━━━━━ SUPPLIED DATA

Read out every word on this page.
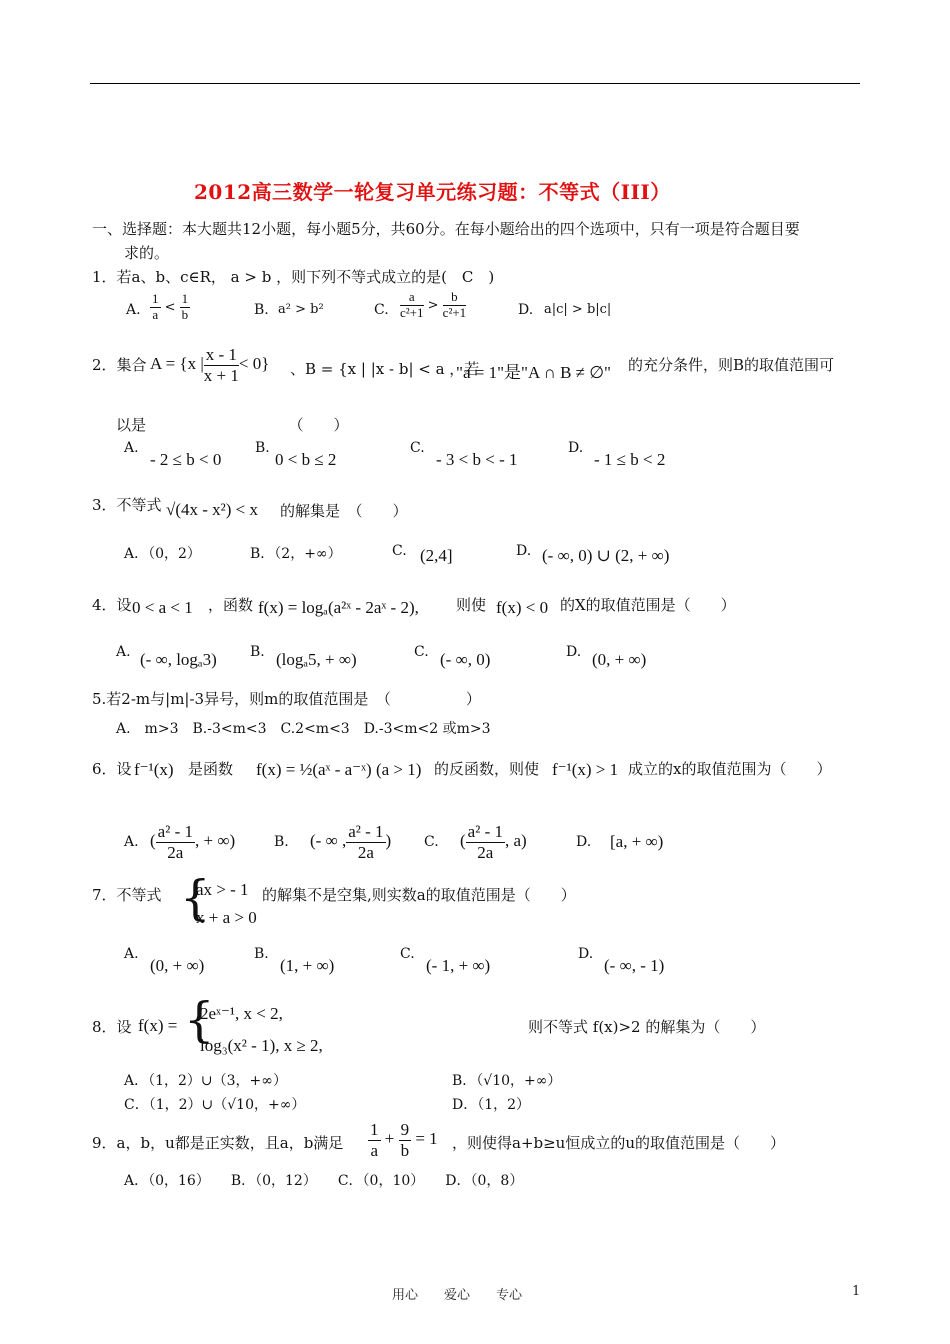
2012高三数学一轮复习单元练习题：不等式（III）
一、选择题：本大题共12小题，每小题5分，共60分。在每小题给出的四个选项中，只有一项是符合题目要
求的。
1．若a、b、c∈R， a > b ，则下列不等式成立的是(　C　)
A. $\frac{1}{a} < \frac{1}{b}$	B. a² > b²	C. $\frac{a}{\text{c²+1}} > \frac{b}{\text{c²+1}}$	D. a|c| > b|c|
2．集合 A = {x | $\frac{x - 1}{x + 1} < 0$} 、B = {x | |x - b| < a ，若
"a = 1"是"A ∩ B ≠ ∅" 的充分条件，则B的取值范围可
以是　　　　　　　　　　（　　）
A.
- 2 ≤ b < 0
B.
0 < b ≤ 2
C.
- 3 < b < - 1
D.
- 1 ≤ b < 2
3．不等式 √(4x - x²) < x 的解集是　（　　）
A．（0，2）	B．（2，+∞）	C. (2,4]	D. (- ∞, 0) ∪ (2, + ∞)
4．设 0 < a < 1 ，函数 f(x) = logₐ(a²ˣ - 2aˣ - 2), 则使 f(x) < 0 的X的取值范围是（　　）
A. (- ∞, logₐ3) B. (logₐ5, + ∞)	C. (- ∞, 0)	D. (0, + ∞)
5.若2-m与|m|-3异号，则m的取值范围是　（　　　　　）
A.　m>3　B.-3<m<3　C.2<m<3　D.-3<m<2 或m>3
6．设 f⁻¹(x) 是函数 f(x) = ½(aˣ - a⁻ˣ) (a > 1) 的反函数，则使 f⁻¹(x) > 1 成立的x的取值范围为（　　）
A. ( $\frac{\text{a² - 1}}{2a}$ , + ∞)	B. (- ∞ , $\frac{\text{a² - 1}}{2a}$ ) C. ( $\frac{\text{a² - 1}}{2a}$ , a)	D. [a, + ∞)
7．不等式 {
ax > - 1
x + a > 0
的解集不是空集,则实数a的取值范围是（　　）
A.
(0, + ∞)
B.
(1, + ∞)
C.
(- 1, + ∞)
D.
(- ∞, - 1)
8．设 f(x) = {
2eˣ⁻¹, x < 2,
log₃(x² - 1), x ≥ 2,
则不等式 f(x)>2 的解集为（　　）
A．（1，2）∪（3，+∞）	B．（√10，+∞）
C．（1，2）∪（√10，+∞）	D．（1，2）
9．a，b，u都是正实数，且a，b满足 $\frac{1}{a} + \frac{9}{b} = 1$ ，则使得a+b≥u恒成立的u的取值范围是（　　）
A．（0，16）　　B．（0，12）　　C．（0，10）　　D．（0，8）
用心　　爱心　　专心	1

━━━━━━━━━━

Each entry above is to be written out again unchanged, apart from the pictures, which are left out.

Read out every word on this page.
2012高三数学一轮复习单元练习题：不等式（III）
一、选择题：本大题共12小题，每小题5分，共60分。在每小题给出的四个选项中，只有一项是符合题目要
求的。
1．若a、b、c∈R， a > b ，则下列不等式成立的是(　C　)
A. $\frac{1}{a} < \frac{1}{b}$	B. a² > b²	C. $\frac{a}{\text{c²+1}} > \frac{b}{\text{c²+1}}$	D. a|c| > b|c|
2．集合 A = {x | $\frac{x - 1}{x + 1} < 0$} 、B = {x | |x - b| < a ，若
"a = 1"是"A ∩ B ≠ ∅" 的充分条件，则B的取值范围可
以是　　　　　　　　　　（　　）
A.
- 2 ≤ b < 0
B.
0 < b ≤ 2
C.
- 3 < b < - 1
D.
- 1 ≤ b < 2
3．不等式 √(4x - x²) < x 的解集是　（　　）
A．（0，2）	B．（2，+∞）	C. (2,4]	D. (- ∞, 0) ∪ (2, + ∞)
4．设 0 < a < 1 ，函数 f(x) = logₐ(a²ˣ - 2aˣ - 2), 则使 f(x) < 0 的X的取值范围是（　　）
A. (- ∞, logₐ3) B. (logₐ5, + ∞)	C. (- ∞, 0)	D. (0, + ∞)
5.若2-m与|m|-3异号，则m的取值范围是　（　　　　　）
A.　m>3　B.-3<m<3　C.2<m<3　D.-3<m<2 或m>3
6．设 f⁻¹(x) 是函数 f(x) = ½(aˣ - a⁻ˣ) (a > 1) 的反函数，则使 f⁻¹(x) > 1 成立的x的取值范围为（　　）
A. ( $\frac{\text{a² - 1}}{2a}$ , + ∞)	B. (- ∞ , $\frac{\text{a² - 1}}{2a}$ ) C. ( $\frac{\text{a² - 1}}{2a}$ , a)	D. [a, + ∞)
7．不等式 {
ax > - 1
x + a > 0
的解集不是空集,则实数a的取值范围是（　　）
A.
(0, + ∞)
B.
(1, + ∞)
C.
(- 1, + ∞)
D.
(- ∞, - 1)
8．设 f(x) = {
2eˣ⁻¹, x < 2,
log₃(x² - 1), x ≥ 2,
则不等式 f(x)>2 的解集为（　　）
A．（1，2）∪（3，+∞）	B．（√10，+∞）
C．（1，2）∪（√10，+∞）	D．（1，2）
9．a，b，u都是正实数，且a，b满足 $\frac{1}{a} + \frac{9}{b} = 1$ ，则使得a+b≥u恒成立的u的取值范围是（　　）
A．（0，16）　　B．（0，12）　　C．（0，10）　　D．（0，8）
用心　　爱心　　专心	1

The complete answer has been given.